== Record list

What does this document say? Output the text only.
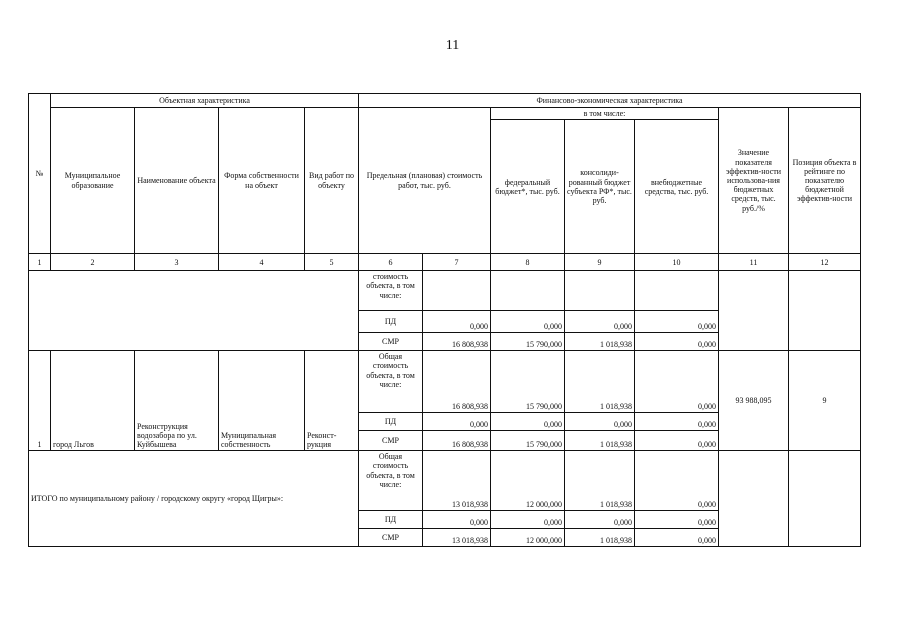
11
№	Объектная характеристика				Финансово-экономическая характеристика						
	Муниципальное образование	Наименование объекта	Форма собственности на объект	Вид работ по объекту	Предельная (плановая) стоимость работ, тыс. руб.		в том числе:			Значение показателя эффектив-ности использова-ния бюджетных средств, тыс. руб./%	Позиция объекта в рейтинге по показателю бюджетной эффектив-ности
							федеральный бюджет*, тыс. руб.	консолиди-рованный бюджет субъекта РФ*, тыс. руб.	внебюджетные средства, тыс. руб.		
1	2	3	4	5	6	7	8	9	10	11	12
					стоимость объекта, в том числе:						
					ПД	0,000	0,000	0,000	0,000		
					СМР	16 808,938	15 790,000	1 018,938	0,000		
1	город Льгов	Реконструкция водозабора по ул. Куйбышева	Муниципальная собственность	Реконст-рукция	Общая стоимость объекта, в том числе:	16 808,938	15 790,000	1 018,938	0,000	93 988,095	9
					ПД	0,000	0,000	0,000	0,000		
					СМР	16 808,938	15 790,000	1 018,938	0,000		
ИТОГО по муниципальному району / городскому округу «город Щигры»:					Общая стоимость объекта, в том числе:	13 018,938	12 000,000	1 018,938	0,000		
					ПД	0,000	0,000	0,000	0,000		
					СМР	13 018,938	12 000,000	1 018,938	0,000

====

◆ **Written problem**
Reproduce every entry exactly, but omit each picture.

◆ **Complete response**
What does this document say? Output the text only.
11
№	Объектная характеристика				Финансово-экономическая характеристика						
	Муниципальное образование	Наименование объекта	Форма собственности на объект	Вид работ по объекту	Предельная (плановая) стоимость работ, тыс. руб.		в том числе:			Значение показателя эффектив-ности использова-ния бюджетных средств, тыс. руб./%	Позиция объекта в рейтинге по показателю бюджетной эффектив-ности
							федеральный бюджет*, тыс. руб.	консолиди-рованный бюджет субъекта РФ*, тыс. руб.	внебюджетные средства, тыс. руб.		
1	2	3	4	5	6	7	8	9	10	11	12
					стоимость объекта, в том числе:						
					ПД	0,000	0,000	0,000	0,000		
					СМР	16 808,938	15 790,000	1 018,938	0,000		
1	город Льгов	Реконструкция водозабора по ул. Куйбышева	Муниципальная собственность	Реконст-рукция	Общая стоимость объекта, в том числе:	16 808,938	15 790,000	1 018,938	0,000	93 988,095	9
					ПД	0,000	0,000	0,000	0,000		
					СМР	16 808,938	15 790,000	1 018,938	0,000		
ИТОГО по муниципальному району / городскому округу «город Щигры»:					Общая стоимость объекта, в том числе:	13 018,938	12 000,000	1 018,938	0,000		
					ПД	0,000	0,000	0,000	0,000		
					СМР	13 018,938	12 000,000	1 018,938	0,000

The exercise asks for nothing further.